**Records for processing**
^^^^
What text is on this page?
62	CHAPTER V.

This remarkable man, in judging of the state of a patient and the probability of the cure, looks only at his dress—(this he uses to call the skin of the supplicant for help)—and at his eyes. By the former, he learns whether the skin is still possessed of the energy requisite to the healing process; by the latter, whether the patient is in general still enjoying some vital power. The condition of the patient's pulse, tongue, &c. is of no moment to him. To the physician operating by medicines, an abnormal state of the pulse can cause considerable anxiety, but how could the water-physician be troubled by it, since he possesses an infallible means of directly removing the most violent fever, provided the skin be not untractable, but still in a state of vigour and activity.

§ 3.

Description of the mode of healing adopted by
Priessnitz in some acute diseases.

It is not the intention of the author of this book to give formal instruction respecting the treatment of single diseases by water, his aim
^^^^
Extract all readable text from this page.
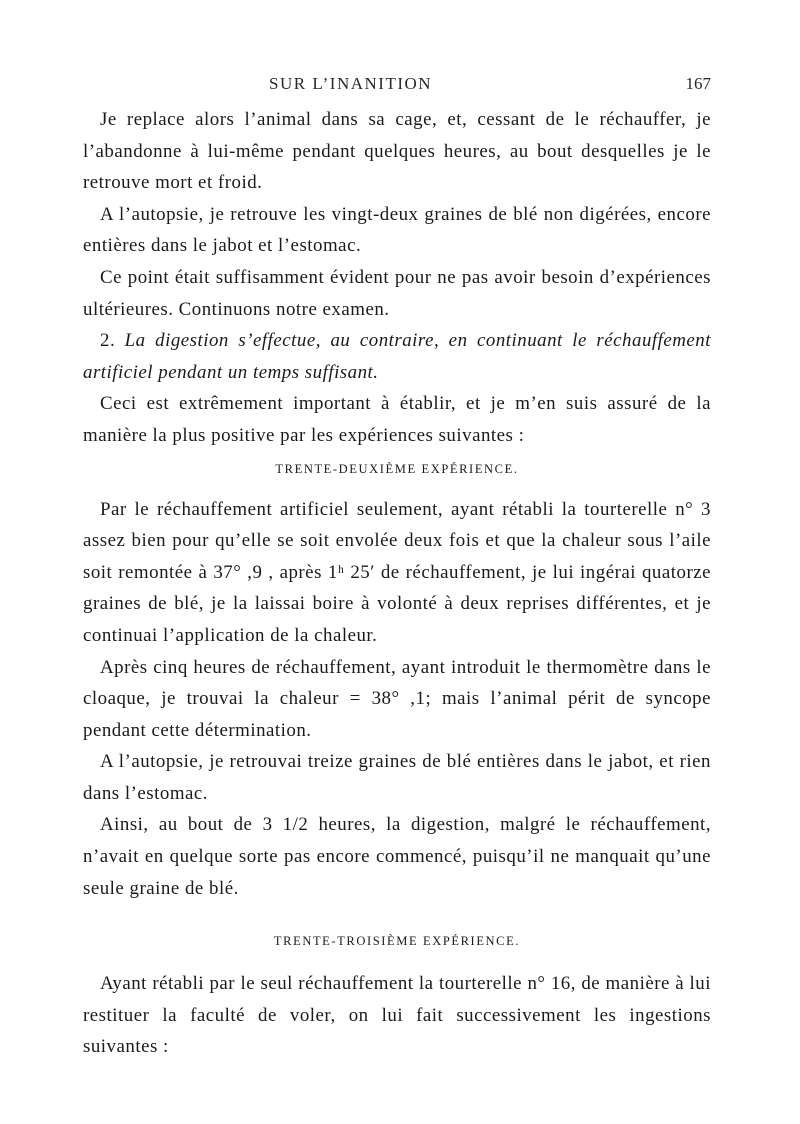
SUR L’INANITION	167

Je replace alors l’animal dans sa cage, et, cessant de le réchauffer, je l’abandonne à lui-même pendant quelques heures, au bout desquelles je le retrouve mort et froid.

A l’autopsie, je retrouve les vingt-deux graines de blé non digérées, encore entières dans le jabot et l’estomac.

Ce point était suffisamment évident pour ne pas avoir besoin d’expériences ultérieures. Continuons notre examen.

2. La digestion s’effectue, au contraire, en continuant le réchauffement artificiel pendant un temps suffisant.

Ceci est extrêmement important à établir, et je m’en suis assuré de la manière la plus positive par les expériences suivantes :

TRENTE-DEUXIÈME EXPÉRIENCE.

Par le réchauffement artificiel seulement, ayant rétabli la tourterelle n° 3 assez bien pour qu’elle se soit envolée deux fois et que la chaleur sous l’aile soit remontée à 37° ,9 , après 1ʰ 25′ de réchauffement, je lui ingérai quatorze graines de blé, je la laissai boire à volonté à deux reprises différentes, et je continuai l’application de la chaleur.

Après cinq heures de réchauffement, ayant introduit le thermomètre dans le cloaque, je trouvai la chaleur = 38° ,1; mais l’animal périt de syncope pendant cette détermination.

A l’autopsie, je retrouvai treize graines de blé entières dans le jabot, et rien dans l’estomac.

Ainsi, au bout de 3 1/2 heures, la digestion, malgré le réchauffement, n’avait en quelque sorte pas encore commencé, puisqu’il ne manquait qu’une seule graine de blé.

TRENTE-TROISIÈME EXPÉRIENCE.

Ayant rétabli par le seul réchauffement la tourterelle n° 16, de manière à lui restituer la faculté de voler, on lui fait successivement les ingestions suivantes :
^^^^
**What you need to do**
Report each line of the material above where the word "autopsie" appears.

**Response to the exercise**
A l’autopsie, je retrouve les vingt-deux graines de blé non digérées, encore entières dans le jabot et l’estomac.
A l’autopsie, je retrouvai treize graines de blé entières dans le jabot, et rien dans l’estomac.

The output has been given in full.